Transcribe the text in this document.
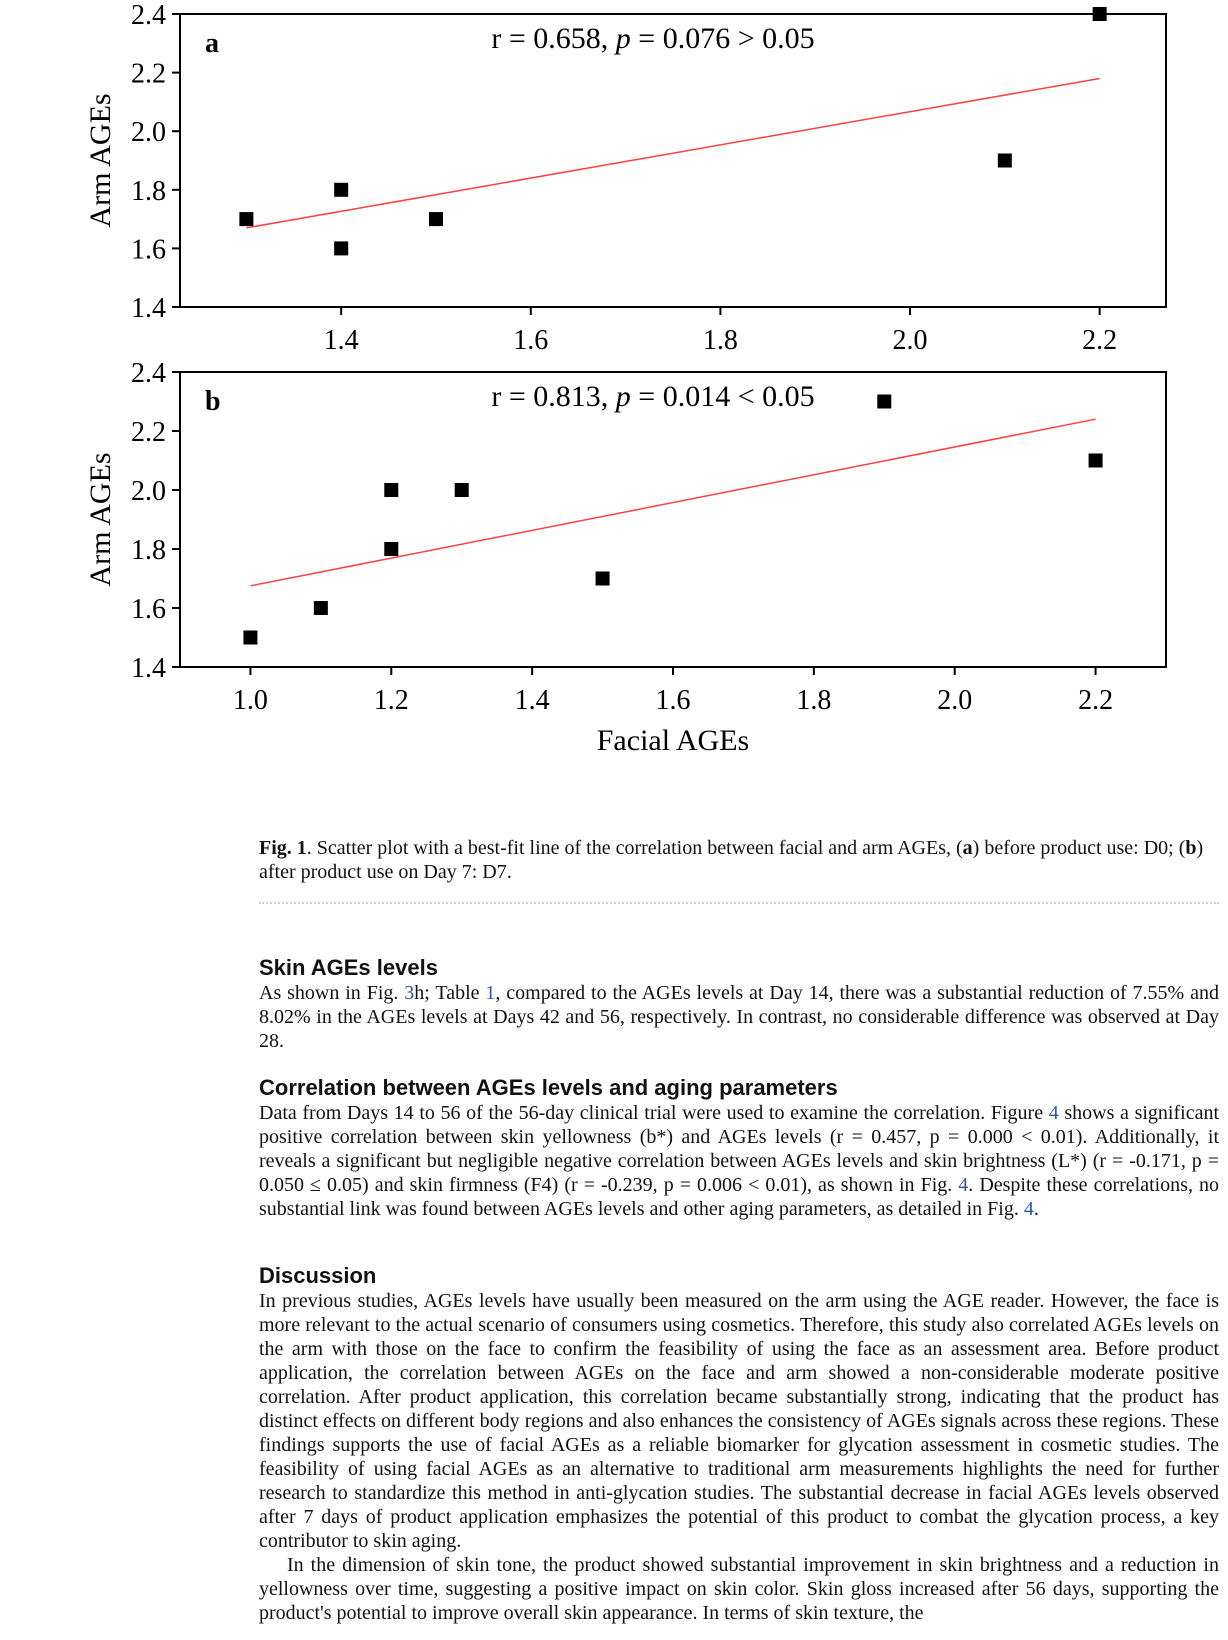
1.4
1.6
1.8
2.0
2.2
2.4
1.4	1.6	1.8	2.0	2.2
Arm AGEs
a	r = 0.658, p = 0.076 > 0.05
1.4
1.6
1.8
2.0
2.2
2.4
1.0	1.2	1.4	1.6	1.8	2.0	2.2
Arm AGEs
b	r = 0.813, p = 0.014 < 0.05
Facial AGEs
Fig. 1. Scatter plot with a best-fit line of the correlation between facial and arm AGEs, (a) before product use: D0; (b) after product use on Day 7: D7.
Skin AGEs levels

As shown in Fig. 3h; Table 1, compared to the AGEs levels at Day 14, there was a substantial reduction of 7.55% and 8.02% in the AGEs levels at Days 42 and 56, respectively. In contrast, no considerable difference was observed at Day 28.

Correlation between AGEs levels and aging parameters

Data from Days 14 to 56 of the 56-day clinical trial were used to examine the correlation. Figure 4 shows a significant positive correlation between skin yellowness (b*) and AGEs levels (r = 0.457, p = 0.000 < 0.01). Additionally, it reveals a significant but negligible negative correlation between AGEs levels and skin brightness (L*) (r = -0.171, p = 0.050 ≤ 0.05) and skin firmness (F4) (r = -0.239, p = 0.006 < 0.01), as shown in Fig. 4. Despite these correlations, no substantial link was found between AGEs levels and other aging parameters, as detailed in Fig. 4.

Discussion

In previous studies, AGEs levels have usually been measured on the arm using the AGE reader. However, the face is more relevant to the actual scenario of consumers using cosmetics. Therefore, this study also correlated AGEs levels on the arm with those on the face to confirm the feasibility of using the face as an assessment area. Before product application, the correlation between AGEs on the face and arm showed a non-considerable moderate positive correlation. After product application, this correlation became substantially strong, indicating that the product has distinct effects on different body regions and also enhances the consistency of AGEs signals across these regions. These findings supports the use of facial AGEs as a reliable biomarker for glycation assessment in cosmetic studies. The feasibility of using facial AGEs as an alternative to traditional arm measurements highlights the need for further research to standardize this method in anti-glycation studies. The substantial decrease in facial AGEs levels observed after 7 days of product application emphasizes the potential of this product to combat the glycation process, a key contributor to skin aging.

In the dimension of skin tone, the product showed substantial improvement in skin brightness and a reduction in yellowness over time, suggesting a positive impact on skin color. Skin gloss increased after 56 days, supporting the product's potential to improve overall skin appearance. In terms of skin texture, the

:: Problem description ::
Quote the records above exactly, leaving out any pictures.

:: Solution ::
Transcribe the text in this document.
1.4
1.6
1.8
2.0
2.2
2.4
1.4	1.6	1.8	2.0	2.2
Arm AGEs
a	r = 0.658, p = 0.076 > 0.05
1.4
1.6
1.8
2.0
2.2
2.4
1.0	1.2	1.4	1.6	1.8	2.0	2.2
Arm AGEs
b	r = 0.813, p = 0.014 < 0.05
Facial AGEs
Fig. 1. Scatter plot with a best-fit line of the correlation between facial and arm AGEs, (a) before product use: D0; (b) after product use on Day 7: D7.
Skin AGEs levels

As shown in Fig. 3h; Table 1, compared to the AGEs levels at Day 14, there was a substantial reduction of 7.55% and 8.02% in the AGEs levels at Days 42 and 56, respectively. In contrast, no considerable difference was observed at Day 28.

Correlation between AGEs levels and aging parameters

Data from Days 14 to 56 of the 56-day clinical trial were used to examine the correlation. Figure 4 shows a significant positive correlation between skin yellowness (b*) and AGEs levels (r = 0.457, p = 0.000 < 0.01). Additionally, it reveals a significant but negligible negative correlation between AGEs levels and skin brightness (L*) (r = -0.171, p = 0.050 ≤ 0.05) and skin firmness (F4) (r = -0.239, p = 0.006 < 0.01), as shown in Fig. 4. Despite these correlations, no substantial link was found between AGEs levels and other aging parameters, as detailed in Fig. 4.

Discussion

In previous studies, AGEs levels have usually been measured on the arm using the AGE reader. However, the face is more relevant to the actual scenario of consumers using cosmetics. Therefore, this study also correlated AGEs levels on the arm with those on the face to confirm the feasibility of using the face as an assessment area. Before product application, the correlation between AGEs on the face and arm showed a non-considerable moderate positive correlation. After product application, this correlation became substantially strong, indicating that the product has distinct effects on different body regions and also enhances the consistency of AGEs signals across these regions. These findings supports the use of facial AGEs as a reliable biomarker for glycation assessment in cosmetic studies. The feasibility of using facial AGEs as an alternative to traditional arm measurements highlights the need for further research to standardize this method in anti-glycation studies. The substantial decrease in facial AGEs levels observed after 7 days of product application emphasizes the potential of this product to combat the glycation process, a key contributor to skin aging.

In the dimension of skin tone, the product showed substantial improvement in skin brightness and a reduction in yellowness over time, suggesting a positive impact on skin color. Skin gloss increased after 56 days, supporting the product's potential to improve overall skin appearance. In terms of skin texture, the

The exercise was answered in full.